(Items from a data source)

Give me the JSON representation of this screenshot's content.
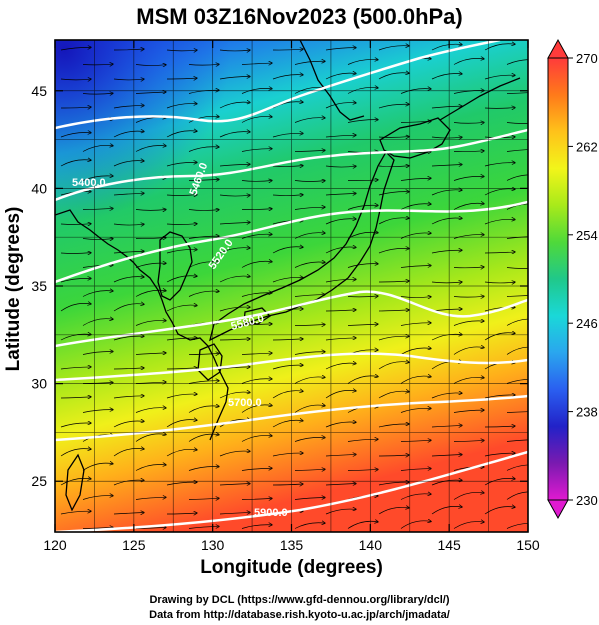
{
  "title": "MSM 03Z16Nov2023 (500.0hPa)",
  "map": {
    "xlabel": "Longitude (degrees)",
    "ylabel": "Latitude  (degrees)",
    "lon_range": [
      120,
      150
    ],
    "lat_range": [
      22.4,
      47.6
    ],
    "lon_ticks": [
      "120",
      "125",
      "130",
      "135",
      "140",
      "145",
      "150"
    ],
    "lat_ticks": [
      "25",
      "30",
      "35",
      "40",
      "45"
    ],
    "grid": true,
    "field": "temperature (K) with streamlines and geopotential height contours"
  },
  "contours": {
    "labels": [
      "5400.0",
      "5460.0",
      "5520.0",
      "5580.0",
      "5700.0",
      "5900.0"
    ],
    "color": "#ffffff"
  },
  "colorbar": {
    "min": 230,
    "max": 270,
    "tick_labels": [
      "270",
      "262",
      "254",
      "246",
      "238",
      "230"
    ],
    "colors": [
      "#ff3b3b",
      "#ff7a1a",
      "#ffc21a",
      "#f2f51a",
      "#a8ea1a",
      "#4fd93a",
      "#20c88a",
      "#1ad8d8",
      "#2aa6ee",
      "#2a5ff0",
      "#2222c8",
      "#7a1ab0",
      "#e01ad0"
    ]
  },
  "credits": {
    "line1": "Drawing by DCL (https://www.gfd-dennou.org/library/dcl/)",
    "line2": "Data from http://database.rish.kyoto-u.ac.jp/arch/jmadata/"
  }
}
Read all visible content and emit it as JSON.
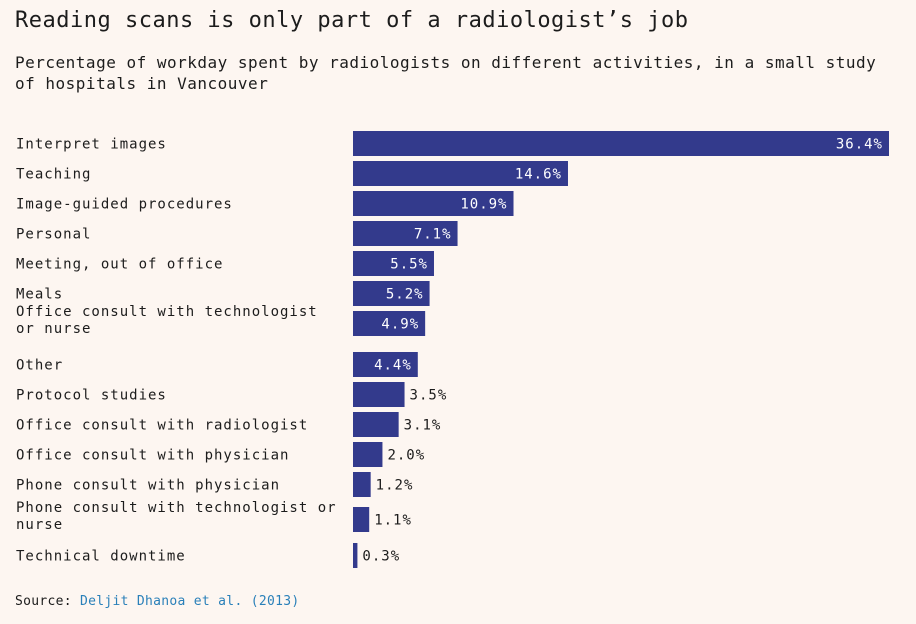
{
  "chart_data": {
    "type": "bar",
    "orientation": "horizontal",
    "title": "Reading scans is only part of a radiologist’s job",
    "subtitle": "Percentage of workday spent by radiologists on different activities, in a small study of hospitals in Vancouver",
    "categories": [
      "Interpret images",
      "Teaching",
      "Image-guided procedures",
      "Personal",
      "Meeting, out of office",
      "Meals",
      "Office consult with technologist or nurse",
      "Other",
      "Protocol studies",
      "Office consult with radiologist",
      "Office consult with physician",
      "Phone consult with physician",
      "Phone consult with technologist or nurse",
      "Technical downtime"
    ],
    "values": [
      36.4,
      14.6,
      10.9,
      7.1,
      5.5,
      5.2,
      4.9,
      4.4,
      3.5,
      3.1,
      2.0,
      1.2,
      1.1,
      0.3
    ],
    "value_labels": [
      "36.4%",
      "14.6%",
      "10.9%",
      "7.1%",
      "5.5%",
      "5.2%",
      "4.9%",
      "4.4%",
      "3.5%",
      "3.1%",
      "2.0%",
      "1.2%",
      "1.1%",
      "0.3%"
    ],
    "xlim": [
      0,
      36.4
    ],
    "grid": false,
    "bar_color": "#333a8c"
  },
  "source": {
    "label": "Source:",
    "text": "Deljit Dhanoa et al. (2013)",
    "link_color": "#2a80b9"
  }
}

Your goal -
Give back every line exactly as it stands, pictures excluded.

The output -
Give me the JSON representation of this screenshot's content.
{
  "title": "MSM 03Z16Nov2023 (500.0hPa)",
  "map": {
    "xlabel": "Longitude (degrees)",
    "ylabel": "Latitude  (degrees)",
    "lon_range": [
      120,
      150
    ],
    "lat_range": [
      22.4,
      47.6
    ],
    "lon_ticks": [
      "120",
      "125",
      "130",
      "135",
      "140",
      "145",
      "150"
    ],
    "lat_ticks": [
      "25",
      "30",
      "35",
      "40",
      "45"
    ],
    "grid": true,
    "field": "temperature (K) with streamlines and geopotential height contours"
  },
  "contours": {
    "labels": [
      "5400.0",
      "5460.0",
      "5520.0",
      "5580.0",
      "5700.0",
      "5900.0"
    ],
    "color": "#ffffff"
  },
  "colorbar": {
    "min": 230,
    "max": 270,
    "tick_labels": [
      "270",
      "262",
      "254",
      "246",
      "238",
      "230"
    ],
    "colors": [
      "#ff3b3b",
      "#ff7a1a",
      "#ffc21a",
      "#f2f51a",
      "#a8ea1a",
      "#4fd93a",
      "#20c88a",
      "#1ad8d8",
      "#2aa6ee",
      "#2a5ff0",
      "#2222c8",
      "#7a1ab0",
      "#e01ad0"
    ]
  },
  "credits": {
    "line1": "Drawing by DCL (https://www.gfd-dennou.org/library/dcl/)",
    "line2": "Data from http://database.rish.kyoto-u.ac.jp/arch/jmadata/"
  }
}
Read all visible content and emit it as JSON.
{
  "chart_data": {
    "type": "bar",
    "orientation": "horizontal",
    "title": "Reading scans is only part of a radiologist’s job",
    "subtitle": "Percentage of workday spent by radiologists on different activities, in a small study of hospitals in Vancouver",
    "categories": [
      "Interpret images",
      "Teaching",
      "Image-guided procedures",
      "Personal",
      "Meeting, out of office",
      "Meals",
      "Office consult with technologist or nurse",
      "Other",
      "Protocol studies",
      "Office consult with radiologist",
      "Office consult with physician",
      "Phone consult with physician",
      "Phone consult with technologist or nurse",
      "Technical downtime"
    ],
    "values": [
      36.4,
      14.6,
      10.9,
      7.1,
      5.5,
      5.2,
      4.9,
      4.4,
      3.5,
      3.1,
      2.0,
      1.2,
      1.1,
      0.3
    ],
    "value_labels": [
      "36.4%",
      "14.6%",
      "10.9%",
      "7.1%",
      "5.5%",
      "5.2%",
      "4.9%",
      "4.4%",
      "3.5%",
      "3.1%",
      "2.0%",
      "1.2%",
      "1.1%",
      "0.3%"
    ],
    "xlim": [
      0,
      36.4
    ],
    "grid": false,
    "bar_color": "#333a8c"
  },
  "source": {
    "label": "Source:",
    "text": "Deljit Dhanoa et al. (2013)",
    "link_color": "#2a80b9"
  }
}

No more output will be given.